■ Task brief:
Give the number of lines in the data that hold the word "noshade", and nothing else.
---------- Material for this exercise
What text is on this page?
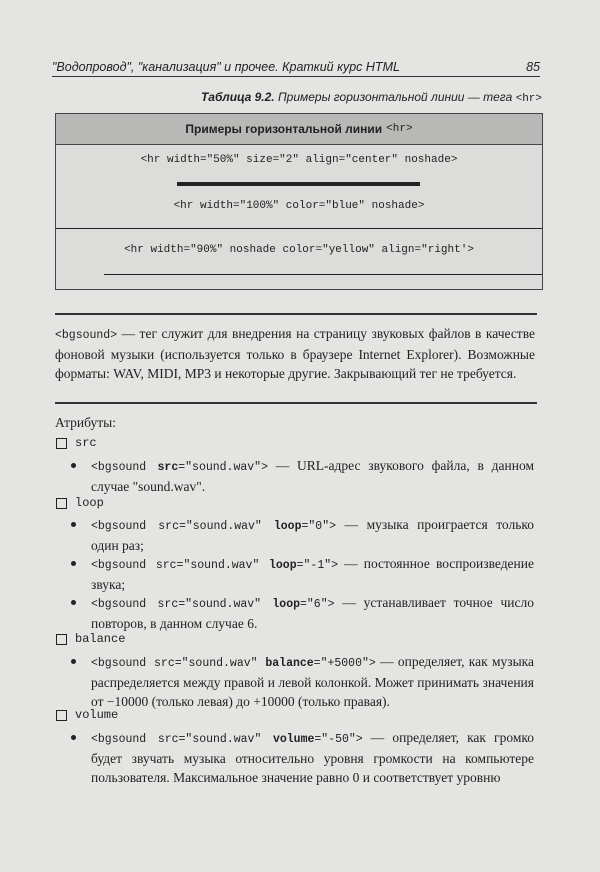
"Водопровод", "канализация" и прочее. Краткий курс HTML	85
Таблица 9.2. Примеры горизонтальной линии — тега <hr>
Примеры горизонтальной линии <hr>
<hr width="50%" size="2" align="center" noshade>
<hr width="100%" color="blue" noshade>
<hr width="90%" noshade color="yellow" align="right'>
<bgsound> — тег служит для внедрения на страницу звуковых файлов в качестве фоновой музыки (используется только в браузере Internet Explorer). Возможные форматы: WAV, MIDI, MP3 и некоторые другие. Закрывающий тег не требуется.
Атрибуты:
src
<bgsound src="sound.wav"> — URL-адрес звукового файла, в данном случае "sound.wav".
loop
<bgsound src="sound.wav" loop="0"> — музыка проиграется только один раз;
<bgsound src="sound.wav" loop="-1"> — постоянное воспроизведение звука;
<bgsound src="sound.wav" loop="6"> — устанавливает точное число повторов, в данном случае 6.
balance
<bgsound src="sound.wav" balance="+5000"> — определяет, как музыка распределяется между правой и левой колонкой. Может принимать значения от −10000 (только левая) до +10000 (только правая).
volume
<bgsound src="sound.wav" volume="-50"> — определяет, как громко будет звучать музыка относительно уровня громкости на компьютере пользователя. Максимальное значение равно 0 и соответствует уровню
--------------------
---------- Material for this exercise
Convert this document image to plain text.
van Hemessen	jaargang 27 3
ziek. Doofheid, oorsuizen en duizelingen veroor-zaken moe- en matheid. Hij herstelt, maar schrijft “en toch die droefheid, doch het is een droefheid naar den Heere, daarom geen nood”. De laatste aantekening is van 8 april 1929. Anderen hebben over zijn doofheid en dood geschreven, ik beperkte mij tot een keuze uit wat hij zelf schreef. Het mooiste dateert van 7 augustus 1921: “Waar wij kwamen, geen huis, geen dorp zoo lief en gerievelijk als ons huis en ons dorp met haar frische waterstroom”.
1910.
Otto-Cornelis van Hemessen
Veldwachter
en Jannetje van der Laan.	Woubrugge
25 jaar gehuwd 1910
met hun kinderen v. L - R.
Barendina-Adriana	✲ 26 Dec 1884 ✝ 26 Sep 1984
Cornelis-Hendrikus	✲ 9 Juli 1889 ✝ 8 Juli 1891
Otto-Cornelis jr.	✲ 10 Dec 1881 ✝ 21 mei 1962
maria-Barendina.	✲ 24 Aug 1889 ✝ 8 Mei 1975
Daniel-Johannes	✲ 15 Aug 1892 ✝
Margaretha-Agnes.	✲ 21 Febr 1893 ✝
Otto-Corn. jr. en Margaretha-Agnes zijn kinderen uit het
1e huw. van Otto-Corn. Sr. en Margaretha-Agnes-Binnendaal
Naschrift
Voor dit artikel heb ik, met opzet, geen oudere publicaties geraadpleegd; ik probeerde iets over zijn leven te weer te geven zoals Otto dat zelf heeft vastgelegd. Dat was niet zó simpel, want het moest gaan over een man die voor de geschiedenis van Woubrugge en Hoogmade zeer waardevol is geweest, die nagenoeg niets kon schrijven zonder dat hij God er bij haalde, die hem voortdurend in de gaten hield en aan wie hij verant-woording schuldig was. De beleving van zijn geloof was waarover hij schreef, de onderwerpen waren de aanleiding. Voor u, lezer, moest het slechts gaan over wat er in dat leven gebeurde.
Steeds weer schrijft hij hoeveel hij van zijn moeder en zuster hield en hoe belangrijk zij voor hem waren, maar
--------------------
■ Solution for this task:
3